[start DATA SUPPLIED]

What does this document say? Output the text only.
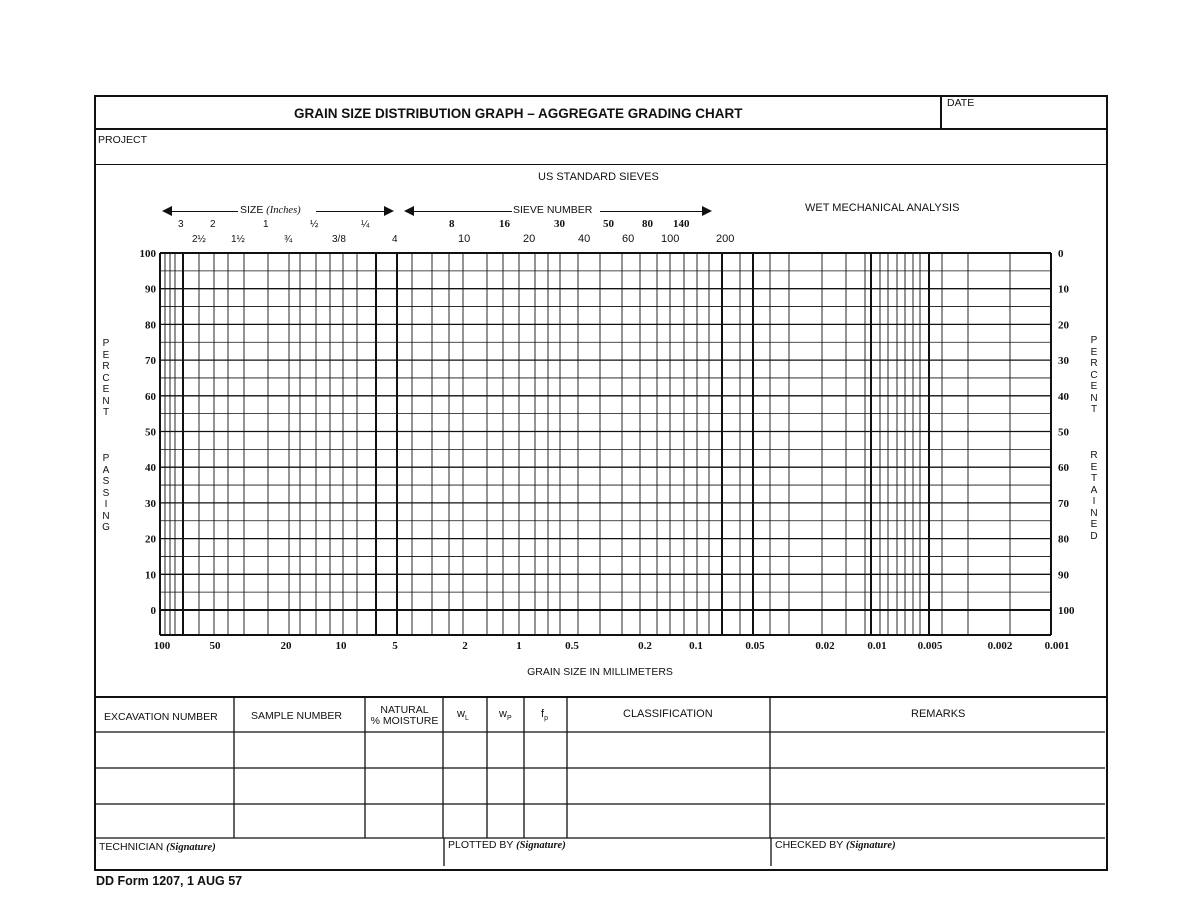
GRAIN SIZE DISTRIBUTION GRAPH – AGGREGATE GRADING CHART
DATE
PROJECT
US STANDARD SIEVES
SIZE (Inches)	SIEVE NUMBER	WET MECHANICAL ANALYSIS
3	2	1	½	¼
2½	1½	¾	3/8	4
8	16	30	50	80 140
10	20	40	60 100	200
100
90
80
70
60
50
40
30
20
10
0
0
10
20
30
40
50
60
70
80
90
100
100	50	20	10	5	2	1	0.5	0.2	0.1	0.05	0.02	0.01	0.005	0.002	0.001
P
E
R
C
E
N
T

P
A
S
S
I
N
G
P
E
R
C
E
N
T

R
E
T
A
I
N
E
D
GRAIN SIZE IN MILLIMETERS
EXCAVATION NUMBER	SAMPLE NUMBER	NATURAL
% MOISTURE
$w_L$	$w_P$	$f_p$	CLASSIFICATION	REMARKS
TECHNICIAN (Signature)	PLOTTED BY (Signature)	CHECKED BY (Signature)
DD Form 1207, 1 AUG 57
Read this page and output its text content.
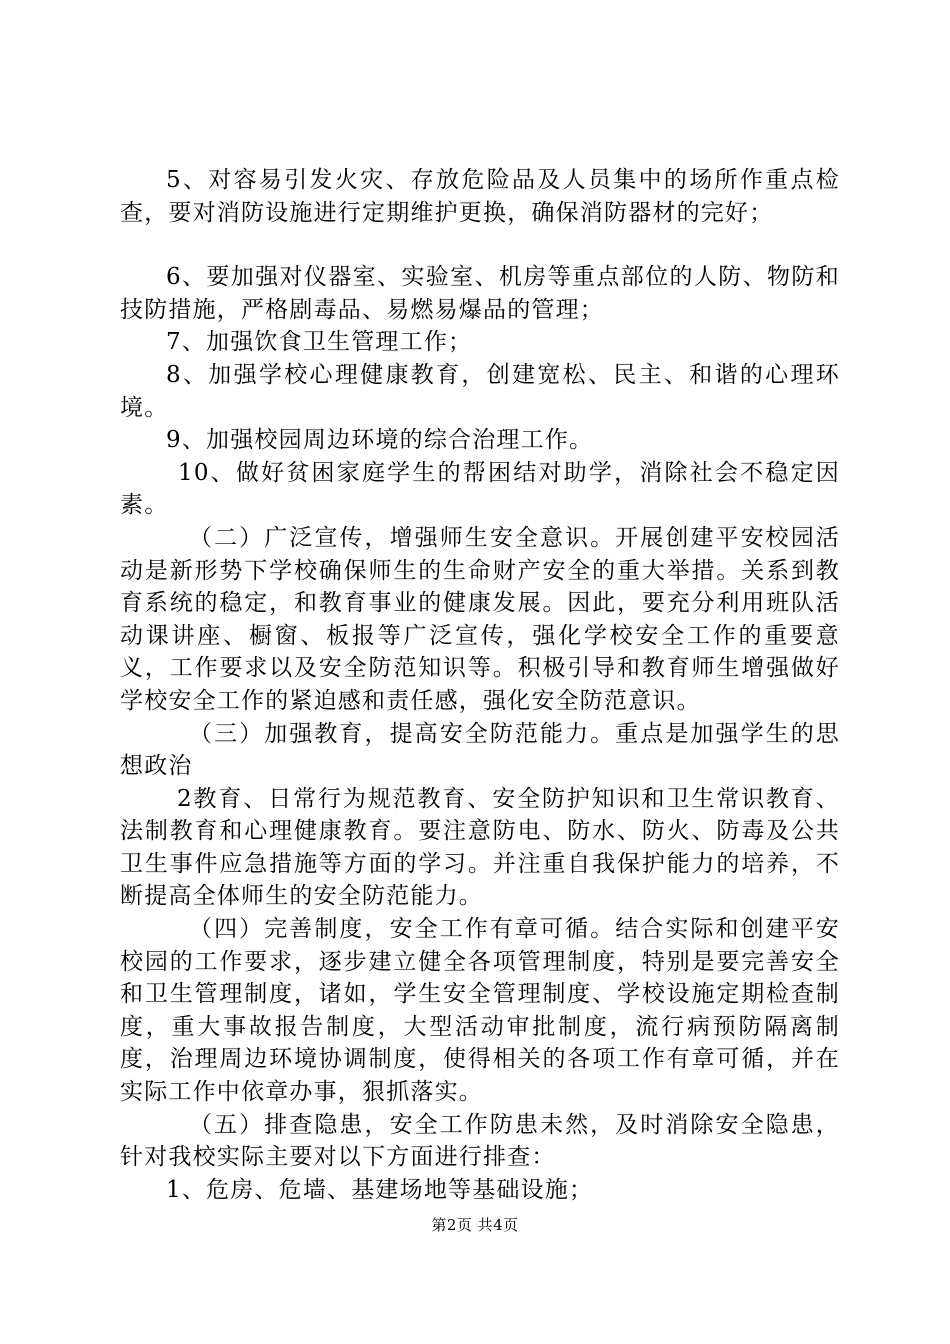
5、对容易引发火灾、存放危险品及人员集中的场所作重点检查，要对消防设施进行定期维护更换，确保消防器材的完好；

6、要加强对仪器室、实验室、机房等重点部位的人防、物防和技防措施，严格剧毒品、易燃易爆品的管理；

7、加强饮食卫生管理工作；

8、加强学校心理健康教育，创建宽松、民主、和谐的心理环境。

9、加强校园周边环境的综合治理工作。

10、做好贫困家庭学生的帮困结对助学，消除社会不稳定因素。

（二）广泛宣传，增强师生安全意识。开展创建平安校园活动是新形势下学校确保师生的生命财产安全的重大举措。关系到教育系统的稳定，和教育事业的健康发展。因此，要充分利用班队活动课讲座、橱窗、板报等广泛宣传，强化学校安全工作的重要意义，工作要求以及安全防范知识等。积极引导和教育师生增强做好学校安全工作的紧迫感和责任感，强化安全防范意识。

（三）加强教育，提高安全防范能力。重点是加强学生的思想政治

2教育、日常行为规范教育、安全防护知识和卫生常识教育、法制教育和心理健康教育。要注意防电、防水、防火、防毒及公共卫生事件应急措施等方面的学习。并注重自我保护能力的培养，不断提高全体师生的安全防范能力。

（四）完善制度，安全工作有章可循。结合实际和创建平安校园的工作要求，逐步建立健全各项管理制度，特别是要完善安全和卫生管理制度，诸如，学生安全管理制度、学校设施定期检查制度，重大事故报告制度，大型活动审批制度，流行病预防隔离制度，治理周边环境协调制度，使得相关的各项工作有章可循，并在实际工作中依章办事，狠抓落实。

（五）排查隐患，安全工作防患未然，及时消除安全隐患，针对我校实际主要对以下方面进行排查：

1、危房、危墙、基建场地等基础设施；

第2页 共4页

[end DATA SUPPLIED]

- _WORK TO BE COMPLETED_:
Take the data above and repeat it exactly, leaving each picture out.

- _THE COMPLETED TASK_:
What does this document say? Output the text only.
GRAIN SIZE DISTRIBUTION GRAPH – AGGREGATE GRADING CHART
DATE
PROJECT
US STANDARD SIEVES
SIZE (Inches)	SIEVE NUMBER	WET MECHANICAL ANALYSIS
3	2	1	½	¼
2½	1½	¾	3/8	4
8	16	30	50	80 140
10	20	40	60 100	200
100
90
80
70
60
50
40
30
20
10
0
0
10
20
30
40
50
60
70
80
90
100
100	50	20	10	5	2	1	0.5	0.2	0.1	0.05	0.02	0.01	0.005	0.002	0.001
P
E
R
C
E
N
T

P
A
S
S
I
N
G
P
E
R
C
E
N
T

R
E
T
A
I
N
E
D
GRAIN SIZE IN MILLIMETERS
EXCAVATION NUMBER	SAMPLE NUMBER	NATURAL
% MOISTURE
$w_L$	$w_P$	$f_p$	CLASSIFICATION	REMARKS
TECHNICIAN (Signature)	PLOTTED BY (Signature)	CHECKED BY (Signature)
DD Form 1207, 1 AUG 57
Read this page and output its text content.
5、对容易引发火灾、存放危险品及人员集中的场所作重点检查，要对消防设施进行定期维护更换，确保消防器材的完好；

6、要加强对仪器室、实验室、机房等重点部位的人防、物防和技防措施，严格剧毒品、易燃易爆品的管理；

7、加强饮食卫生管理工作；

8、加强学校心理健康教育，创建宽松、民主、和谐的心理环境。

9、加强校园周边环境的综合治理工作。

10、做好贫困家庭学生的帮困结对助学，消除社会不稳定因素。

（二）广泛宣传，增强师生安全意识。开展创建平安校园活动是新形势下学校确保师生的生命财产安全的重大举措。关系到教育系统的稳定，和教育事业的健康发展。因此，要充分利用班队活动课讲座、橱窗、板报等广泛宣传，强化学校安全工作的重要意义，工作要求以及安全防范知识等。积极引导和教育师生增强做好学校安全工作的紧迫感和责任感，强化安全防范意识。

（三）加强教育，提高安全防范能力。重点是加强学生的思想政治

2教育、日常行为规范教育、安全防护知识和卫生常识教育、法制教育和心理健康教育。要注意防电、防水、防火、防毒及公共卫生事件应急措施等方面的学习。并注重自我保护能力的培养，不断提高全体师生的安全防范能力。

（四）完善制度，安全工作有章可循。结合实际和创建平安校园的工作要求，逐步建立健全各项管理制度，特别是要完善安全和卫生管理制度，诸如，学生安全管理制度、学校设施定期检查制度，重大事故报告制度，大型活动审批制度，流行病预防隔离制度，治理周边环境协调制度，使得相关的各项工作有章可循，并在实际工作中依章办事，狠抓落实。

（五）排查隐患，安全工作防患未然，及时消除安全隐患，针对我校实际主要对以下方面进行排查：

1、危房、危墙、基建场地等基础设施；

第2页 共4页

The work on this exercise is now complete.